= What to work on =
Print each line of the listing once more, precisely as given.
--- Start of Available data ---
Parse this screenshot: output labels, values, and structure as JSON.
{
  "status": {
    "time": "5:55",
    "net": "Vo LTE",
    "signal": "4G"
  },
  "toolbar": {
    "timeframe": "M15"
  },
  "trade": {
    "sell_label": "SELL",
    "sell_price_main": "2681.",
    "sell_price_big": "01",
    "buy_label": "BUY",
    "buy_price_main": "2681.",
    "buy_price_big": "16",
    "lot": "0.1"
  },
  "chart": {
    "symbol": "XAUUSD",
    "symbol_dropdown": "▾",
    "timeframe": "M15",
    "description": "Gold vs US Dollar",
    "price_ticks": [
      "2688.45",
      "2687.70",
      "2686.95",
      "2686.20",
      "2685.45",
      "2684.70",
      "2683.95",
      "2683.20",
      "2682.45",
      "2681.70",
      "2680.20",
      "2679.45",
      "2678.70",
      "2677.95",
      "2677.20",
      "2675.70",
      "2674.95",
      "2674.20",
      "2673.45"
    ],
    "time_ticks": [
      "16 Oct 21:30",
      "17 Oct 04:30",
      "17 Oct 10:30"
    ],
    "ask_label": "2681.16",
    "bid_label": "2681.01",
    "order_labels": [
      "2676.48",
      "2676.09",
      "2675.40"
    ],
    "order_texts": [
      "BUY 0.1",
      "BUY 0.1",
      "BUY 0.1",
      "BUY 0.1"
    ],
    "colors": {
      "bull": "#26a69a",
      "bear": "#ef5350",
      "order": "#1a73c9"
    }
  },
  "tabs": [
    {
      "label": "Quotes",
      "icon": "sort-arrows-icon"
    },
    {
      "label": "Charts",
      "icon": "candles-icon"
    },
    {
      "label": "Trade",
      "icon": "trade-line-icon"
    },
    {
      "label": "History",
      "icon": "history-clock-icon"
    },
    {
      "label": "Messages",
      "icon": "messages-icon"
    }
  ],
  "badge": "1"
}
--- End of Available data ---
= Solution =
Parse this screenshot: output labels, values, and structure as JSON.
{
  "status": {
    "time": "5:55",
    "net": "Vo LTE",
    "signal": "4G"
  },
  "toolbar": {
    "timeframe": "M15"
  },
  "trade": {
    "sell_label": "SELL",
    "sell_price_main": "2681.",
    "sell_price_big": "01",
    "buy_label": "BUY",
    "buy_price_main": "2681.",
    "buy_price_big": "16",
    "lot": "0.1"
  },
  "chart": {
    "symbol": "XAUUSD",
    "symbol_dropdown": "▾",
    "timeframe": "M15",
    "description": "Gold vs US Dollar",
    "price_ticks": [
      "2688.45",
      "2687.70",
      "2686.95",
      "2686.20",
      "2685.45",
      "2684.70",
      "2683.95",
      "2683.20",
      "2682.45",
      "2681.70",
      "2680.20",
      "2679.45",
      "2678.70",
      "2677.95",
      "2677.20",
      "2675.70",
      "2674.95",
      "2674.20",
      "2673.45"
    ],
    "time_ticks": [
      "16 Oct 21:30",
      "17 Oct 04:30",
      "17 Oct 10:30"
    ],
    "ask_label": "2681.16",
    "bid_label": "2681.01",
    "order_labels": [
      "2676.48",
      "2676.09",
      "2675.40"
    ],
    "order_texts": [
      "BUY 0.1",
      "BUY 0.1",
      "BUY 0.1",
      "BUY 0.1"
    ],
    "colors": {
      "bull": "#26a69a",
      "bear": "#ef5350",
      "order": "#1a73c9"
    }
  },
  "tabs": [
    {
      "label": "Quotes",
      "icon": "sort-arrows-icon"
    },
    {
      "label": "Charts",
      "icon": "candles-icon"
    },
    {
      "label": "Trade",
      "icon": "trade-line-icon"
    },
    {
      "label": "History",
      "icon": "history-clock-icon"
    },
    {
      "label": "Messages",
      "icon": "messages-icon"
    }
  ],
  "badge": "1"
}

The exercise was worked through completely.